Reproduce every entry exactly.

## Dataset records
==========

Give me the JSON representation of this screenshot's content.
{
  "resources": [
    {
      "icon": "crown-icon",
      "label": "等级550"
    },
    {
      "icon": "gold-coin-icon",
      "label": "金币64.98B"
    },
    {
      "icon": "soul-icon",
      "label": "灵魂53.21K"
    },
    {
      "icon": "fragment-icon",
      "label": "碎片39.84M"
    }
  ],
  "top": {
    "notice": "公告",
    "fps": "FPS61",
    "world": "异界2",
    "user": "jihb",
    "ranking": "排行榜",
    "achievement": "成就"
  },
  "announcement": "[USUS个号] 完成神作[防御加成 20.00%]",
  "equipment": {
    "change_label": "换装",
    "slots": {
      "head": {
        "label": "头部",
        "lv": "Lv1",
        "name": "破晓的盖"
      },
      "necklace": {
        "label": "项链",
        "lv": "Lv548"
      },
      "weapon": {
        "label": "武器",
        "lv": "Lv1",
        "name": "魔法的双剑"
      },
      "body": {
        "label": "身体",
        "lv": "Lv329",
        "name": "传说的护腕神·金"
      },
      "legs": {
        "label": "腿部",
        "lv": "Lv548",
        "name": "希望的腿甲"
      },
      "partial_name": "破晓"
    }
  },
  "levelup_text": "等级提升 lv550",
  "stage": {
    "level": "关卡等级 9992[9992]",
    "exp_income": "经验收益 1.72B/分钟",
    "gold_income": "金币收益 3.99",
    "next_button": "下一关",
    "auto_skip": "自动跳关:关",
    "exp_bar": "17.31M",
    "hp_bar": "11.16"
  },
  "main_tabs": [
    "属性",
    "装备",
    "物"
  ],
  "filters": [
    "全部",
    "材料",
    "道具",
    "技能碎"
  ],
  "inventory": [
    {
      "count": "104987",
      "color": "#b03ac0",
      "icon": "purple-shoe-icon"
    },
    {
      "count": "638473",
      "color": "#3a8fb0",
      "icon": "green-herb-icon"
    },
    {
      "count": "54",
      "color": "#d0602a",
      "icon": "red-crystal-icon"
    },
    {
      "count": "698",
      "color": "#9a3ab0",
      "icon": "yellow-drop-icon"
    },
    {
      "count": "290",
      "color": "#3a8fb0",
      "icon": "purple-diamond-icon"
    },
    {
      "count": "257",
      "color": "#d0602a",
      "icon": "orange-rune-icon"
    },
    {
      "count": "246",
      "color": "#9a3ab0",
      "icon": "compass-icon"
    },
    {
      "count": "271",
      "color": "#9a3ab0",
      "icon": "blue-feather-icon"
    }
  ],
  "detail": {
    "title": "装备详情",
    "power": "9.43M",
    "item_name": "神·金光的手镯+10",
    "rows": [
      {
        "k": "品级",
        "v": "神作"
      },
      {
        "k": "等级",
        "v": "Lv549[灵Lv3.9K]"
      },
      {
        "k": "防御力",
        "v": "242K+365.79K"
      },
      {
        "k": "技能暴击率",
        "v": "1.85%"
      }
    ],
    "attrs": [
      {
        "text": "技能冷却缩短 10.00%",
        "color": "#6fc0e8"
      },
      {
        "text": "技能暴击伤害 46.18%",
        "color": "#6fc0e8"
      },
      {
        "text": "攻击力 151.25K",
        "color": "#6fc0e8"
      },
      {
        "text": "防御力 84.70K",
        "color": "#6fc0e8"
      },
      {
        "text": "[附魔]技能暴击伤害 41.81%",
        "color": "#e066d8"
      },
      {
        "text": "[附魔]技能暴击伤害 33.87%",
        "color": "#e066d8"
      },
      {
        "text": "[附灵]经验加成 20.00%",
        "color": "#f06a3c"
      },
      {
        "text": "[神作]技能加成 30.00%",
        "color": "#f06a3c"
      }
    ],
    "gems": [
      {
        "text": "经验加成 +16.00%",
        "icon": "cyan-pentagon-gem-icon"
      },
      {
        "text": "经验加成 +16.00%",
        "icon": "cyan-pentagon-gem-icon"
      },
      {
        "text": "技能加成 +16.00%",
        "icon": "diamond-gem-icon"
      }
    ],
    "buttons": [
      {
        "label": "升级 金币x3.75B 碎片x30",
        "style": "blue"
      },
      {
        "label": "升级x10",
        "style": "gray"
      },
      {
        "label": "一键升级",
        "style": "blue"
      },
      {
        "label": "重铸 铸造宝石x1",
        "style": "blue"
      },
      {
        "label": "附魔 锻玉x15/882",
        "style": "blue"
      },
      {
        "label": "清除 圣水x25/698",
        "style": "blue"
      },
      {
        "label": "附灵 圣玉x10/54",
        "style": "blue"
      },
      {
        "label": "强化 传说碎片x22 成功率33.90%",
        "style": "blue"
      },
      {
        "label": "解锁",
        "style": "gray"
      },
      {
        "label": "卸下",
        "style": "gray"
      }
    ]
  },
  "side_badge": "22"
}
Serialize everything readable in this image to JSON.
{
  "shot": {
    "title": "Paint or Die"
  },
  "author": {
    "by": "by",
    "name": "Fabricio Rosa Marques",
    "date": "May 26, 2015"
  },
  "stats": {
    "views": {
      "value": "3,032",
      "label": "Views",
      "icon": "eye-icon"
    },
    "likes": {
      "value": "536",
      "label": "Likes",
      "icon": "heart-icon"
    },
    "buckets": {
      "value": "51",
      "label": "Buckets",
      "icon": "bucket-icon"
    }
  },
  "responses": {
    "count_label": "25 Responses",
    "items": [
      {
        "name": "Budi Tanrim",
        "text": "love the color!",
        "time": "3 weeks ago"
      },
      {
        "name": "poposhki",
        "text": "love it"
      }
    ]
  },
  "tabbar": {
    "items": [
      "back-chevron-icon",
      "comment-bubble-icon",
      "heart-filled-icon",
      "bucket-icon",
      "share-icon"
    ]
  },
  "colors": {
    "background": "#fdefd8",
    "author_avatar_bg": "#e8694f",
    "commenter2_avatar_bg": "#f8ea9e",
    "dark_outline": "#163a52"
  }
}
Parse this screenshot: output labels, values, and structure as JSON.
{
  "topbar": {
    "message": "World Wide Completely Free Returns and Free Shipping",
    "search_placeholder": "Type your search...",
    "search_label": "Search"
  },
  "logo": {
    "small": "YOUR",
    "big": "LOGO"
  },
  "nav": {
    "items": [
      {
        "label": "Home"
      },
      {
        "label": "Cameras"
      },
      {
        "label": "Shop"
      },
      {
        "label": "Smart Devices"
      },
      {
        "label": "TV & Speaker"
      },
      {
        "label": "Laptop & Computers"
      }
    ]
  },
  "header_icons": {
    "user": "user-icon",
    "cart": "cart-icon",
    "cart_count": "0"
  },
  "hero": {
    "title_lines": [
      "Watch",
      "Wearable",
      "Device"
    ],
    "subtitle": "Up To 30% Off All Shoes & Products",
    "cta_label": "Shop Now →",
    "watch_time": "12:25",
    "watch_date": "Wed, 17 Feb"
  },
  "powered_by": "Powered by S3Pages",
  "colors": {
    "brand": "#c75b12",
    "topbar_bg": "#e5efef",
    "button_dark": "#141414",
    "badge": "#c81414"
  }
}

==========

## Output for this task
Give me the JSON representation of this screenshot's content.
{
  "resources": [
    {
      "icon": "crown-icon",
      "label": "等级550"
    },
    {
      "icon": "gold-coin-icon",
      "label": "金币64.98B"
    },
    {
      "icon": "soul-icon",
      "label": "灵魂53.21K"
    },
    {
      "icon": "fragment-icon",
      "label": "碎片39.84M"
    }
  ],
  "top": {
    "notice": "公告",
    "fps": "FPS61",
    "world": "异界2",
    "user": "jihb",
    "ranking": "排行榜",
    "achievement": "成就"
  },
  "announcement": "[USUS个号] 完成神作[防御加成 20.00%]",
  "equipment": {
    "change_label": "换装",
    "slots": {
      "head": {
        "label": "头部",
        "lv": "Lv1",
        "name": "破晓的盖"
      },
      "necklace": {
        "label": "项链",
        "lv": "Lv548"
      },
      "weapon": {
        "label": "武器",
        "lv": "Lv1",
        "name": "魔法的双剑"
      },
      "body": {
        "label": "身体",
        "lv": "Lv329",
        "name": "传说的护腕神·金"
      },
      "legs": {
        "label": "腿部",
        "lv": "Lv548",
        "name": "希望的腿甲"
      },
      "partial_name": "破晓"
    }
  },
  "levelup_text": "等级提升 lv550",
  "stage": {
    "level": "关卡等级 9992[9992]",
    "exp_income": "经验收益 1.72B/分钟",
    "gold_income": "金币收益 3.99",
    "next_button": "下一关",
    "auto_skip": "自动跳关:关",
    "exp_bar": "17.31M",
    "hp_bar": "11.16"
  },
  "main_tabs": [
    "属性",
    "装备",
    "物"
  ],
  "filters": [
    "全部",
    "材料",
    "道具",
    "技能碎"
  ],
  "inventory": [
    {
      "count": "104987",
      "color": "#b03ac0",
      "icon": "purple-shoe-icon"
    },
    {
      "count": "638473",
      "color": "#3a8fb0",
      "icon": "green-herb-icon"
    },
    {
      "count": "54",
      "color": "#d0602a",
      "icon": "red-crystal-icon"
    },
    {
      "count": "698",
      "color": "#9a3ab0",
      "icon": "yellow-drop-icon"
    },
    {
      "count": "290",
      "color": "#3a8fb0",
      "icon": "purple-diamond-icon"
    },
    {
      "count": "257",
      "color": "#d0602a",
      "icon": "orange-rune-icon"
    },
    {
      "count": "246",
      "color": "#9a3ab0",
      "icon": "compass-icon"
    },
    {
      "count": "271",
      "color": "#9a3ab0",
      "icon": "blue-feather-icon"
    }
  ],
  "detail": {
    "title": "装备详情",
    "power": "9.43M",
    "item_name": "神·金光的手镯+10",
    "rows": [
      {
        "k": "品级",
        "v": "神作"
      },
      {
        "k": "等级",
        "v": "Lv549[灵Lv3.9K]"
      },
      {
        "k": "防御力",
        "v": "242K+365.79K"
      },
      {
        "k": "技能暴击率",
        "v": "1.85%"
      }
    ],
    "attrs": [
      {
        "text": "技能冷却缩短 10.00%",
        "color": "#6fc0e8"
      },
      {
        "text": "技能暴击伤害 46.18%",
        "color": "#6fc0e8"
      },
      {
        "text": "攻击力 151.25K",
        "color": "#6fc0e8"
      },
      {
        "text": "防御力 84.70K",
        "color": "#6fc0e8"
      },
      {
        "text": "[附魔]技能暴击伤害 41.81%",
        "color": "#e066d8"
      },
      {
        "text": "[附魔]技能暴击伤害 33.87%",
        "color": "#e066d8"
      },
      {
        "text": "[附灵]经验加成 20.00%",
        "color": "#f06a3c"
      },
      {
        "text": "[神作]技能加成 30.00%",
        "color": "#f06a3c"
      }
    ],
    "gems": [
      {
        "text": "经验加成 +16.00%",
        "icon": "cyan-pentagon-gem-icon"
      },
      {
        "text": "经验加成 +16.00%",
        "icon": "cyan-pentagon-gem-icon"
      },
      {
        "text": "技能加成 +16.00%",
        "icon": "diamond-gem-icon"
      }
    ],
    "buttons": [
      {
        "label": "升级 金币x3.75B 碎片x30",
        "style": "blue"
      },
      {
        "label": "升级x10",
        "style": "gray"
      },
      {
        "label": "一键升级",
        "style": "blue"
      },
      {
        "label": "重铸 铸造宝石x1",
        "style": "blue"
      },
      {
        "label": "附魔 锻玉x15/882",
        "style": "blue"
      },
      {
        "label": "清除 圣水x25/698",
        "style": "blue"
      },
      {
        "label": "附灵 圣玉x10/54",
        "style": "blue"
      },
      {
        "label": "强化 传说碎片x22 成功率33.90%",
        "style": "blue"
      },
      {
        "label": "解锁",
        "style": "gray"
      },
      {
        "label": "卸下",
        "style": "gray"
      }
    ]
  },
  "side_badge": "22"
}
Serialize everything readable in this image to JSON.
{
  "shot": {
    "title": "Paint or Die"
  },
  "author": {
    "by": "by",
    "name": "Fabricio Rosa Marques",
    "date": "May 26, 2015"
  },
  "stats": {
    "views": {
      "value": "3,032",
      "label": "Views",
      "icon": "eye-icon"
    },
    "likes": {
      "value": "536",
      "label": "Likes",
      "icon": "heart-icon"
    },
    "buckets": {
      "value": "51",
      "label": "Buckets",
      "icon": "bucket-icon"
    }
  },
  "responses": {
    "count_label": "25 Responses",
    "items": [
      {
        "name": "Budi Tanrim",
        "text": "love the color!",
        "time": "3 weeks ago"
      },
      {
        "name": "poposhki",
        "text": "love it"
      }
    ]
  },
  "tabbar": {
    "items": [
      "back-chevron-icon",
      "comment-bubble-icon",
      "heart-filled-icon",
      "bucket-icon",
      "share-icon"
    ]
  },
  "colors": {
    "background": "#fdefd8",
    "author_avatar_bg": "#e8694f",
    "commenter2_avatar_bg": "#f8ea9e",
    "dark_outline": "#163a52"
  }
}
Parse this screenshot: output labels, values, and structure as JSON.
{
  "topbar": {
    "message": "World Wide Completely Free Returns and Free Shipping",
    "search_placeholder": "Type your search...",
    "search_label": "Search"
  },
  "logo": {
    "small": "YOUR",
    "big": "LOGO"
  },
  "nav": {
    "items": [
      {
        "label": "Home"
      },
      {
        "label": "Cameras"
      },
      {
        "label": "Shop"
      },
      {
        "label": "Smart Devices"
      },
      {
        "label": "TV & Speaker"
      },
      {
        "label": "Laptop & Computers"
      }
    ]
  },
  "header_icons": {
    "user": "user-icon",
    "cart": "cart-icon",
    "cart_count": "0"
  },
  "hero": {
    "title_lines": [
      "Watch",
      "Wearable",
      "Device"
    ],
    "subtitle": "Up To 30% Off All Shoes & Products",
    "cta_label": "Shop Now →",
    "watch_time": "12:25",
    "watch_date": "Wed, 17 Feb"
  },
  "powered_by": "Powered by S3Pages",
  "colors": {
    "brand": "#c75b12",
    "topbar_bg": "#e5efef",
    "button_dark": "#141414",
    "badge": "#c81414"
  }
}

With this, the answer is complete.